AIM OF THE TASK -> Repeat the full listing below verbatim and keep the images out.

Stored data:
--- begin ---

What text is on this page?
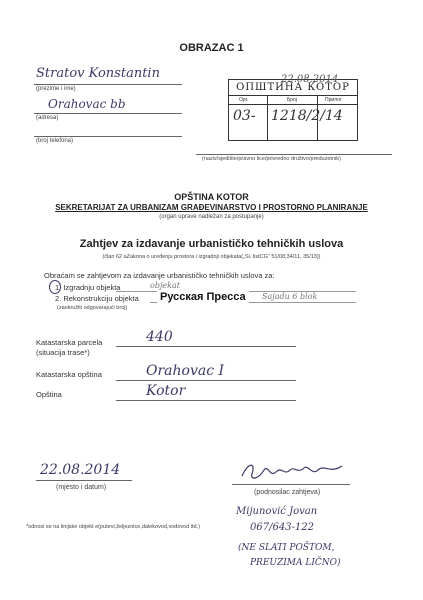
OBRAZAC 1
Stratov Konstantin
(prezime i ime)
Orahovac bb
(adresa)
(broj telefona)
ОПШТИНА КОТОР
22.08.2014
Орг.	Број	Прилог
03- 1218/2/14
(naziv/sjedište/pravno lice/privredno društvo/preduzetnik)
OPŠTINA KOTOR
SEKRETARIJAT ZA URBANIZAM GRAĐEVINARSTVO I PROSTORNO PLANIRANJE
(organ uprave nadležan za postupanje)
Zahtjev za izdavanje urbanističko tehničkih uslova
(član 62 aZakona o uređenju prostora i izgradnji objekata(„Sl. listCG" 51/08,34/11, 35/13))
Obraćam se zahtjevom za izdavanje urbanističko tehničkih uslova za:
1. Izgradnju objekta	objekat
2. Rekonstrukciju objekta	Sajadu 6 blok
(zaokružiti odgovarajući broj)
Русская Пресса
Katastarska parcela
(situacija trase*)
440
Katastarska opština	Orahovac I
Opština	Kotor
22.08.2014
(mjesto i datum)
(podnosilac zahtjeva)
Mijunović Jovan
067/643-122
(NE SLATI POŠTOM,
PREUZIMA LIČNO)
*odnosi se na linijske objekt e(putevi,željeznice,dalekovod,vodovod itd.)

--- end ---

RESPONSE TO THE TASK ->
What text is on this page?
OBRAZAC 1
Stratov Konstantin
(prezime i ime)
Orahovac bb
(adresa)
(broj telefona)
ОПШТИНА КОТОР
22.08.2014
Орг.	Број	Прилог
03- 1218/2/14
(naziv/sjedište/pravno lice/privredno društvo/preduzetnik)
OPŠTINA KOTOR
SEKRETARIJAT ZA URBANIZAM GRAĐEVINARSTVO I PROSTORNO PLANIRANJE
(organ uprave nadležan za postupanje)
Zahtjev za izdavanje urbanističko tehničkih uslova
(član 62 aZakona o uređenju prostora i izgradnji objekata(„Sl. listCG" 51/08,34/11, 35/13))
Obraćam se zahtjevom za izdavanje urbanističko tehničkih uslova za:
1. Izgradnju objekta	objekat
2. Rekonstrukciju objekta	Sajadu 6 blok
(zaokružiti odgovarajući broj)
Русская Пресса
Katastarska parcela
(situacija trase*)
440
Katastarska opština	Orahovac I
Opština	Kotor
22.08.2014
(mjesto i datum)
(podnosilac zahtjeva)
Mijunović Jovan
067/643-122
(NE SLATI POŠTOM,
PREUZIMA LIČNO)
*odnosi se na linijske objekt e(putevi,željeznice,dalekovod,vodovod itd.)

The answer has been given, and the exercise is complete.